▶ [TASK GOAL]: Copy each line that contains the string "color".

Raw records
=-=-=

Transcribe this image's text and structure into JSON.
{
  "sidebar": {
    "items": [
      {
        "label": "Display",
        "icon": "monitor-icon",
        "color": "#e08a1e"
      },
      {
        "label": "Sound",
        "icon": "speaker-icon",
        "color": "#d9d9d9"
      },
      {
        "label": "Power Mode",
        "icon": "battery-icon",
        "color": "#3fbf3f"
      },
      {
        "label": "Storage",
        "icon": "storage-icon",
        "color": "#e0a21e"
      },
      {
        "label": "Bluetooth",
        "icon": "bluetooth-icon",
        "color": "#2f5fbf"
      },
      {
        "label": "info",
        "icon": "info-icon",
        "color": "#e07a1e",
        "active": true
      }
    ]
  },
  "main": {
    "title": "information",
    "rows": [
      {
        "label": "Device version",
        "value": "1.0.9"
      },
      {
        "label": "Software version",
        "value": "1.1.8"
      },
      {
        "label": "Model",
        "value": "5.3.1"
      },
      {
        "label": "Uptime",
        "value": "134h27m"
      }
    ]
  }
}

=-=-=

▶ [WORKED SOLUTION]:
        "color": "#e08a1e"
        "color": "#d9d9d9"
        "color": "#3fbf3f"
        "color": "#e0a21e"
        "color": "#2f5fbf"
        "color": "#e07a1e",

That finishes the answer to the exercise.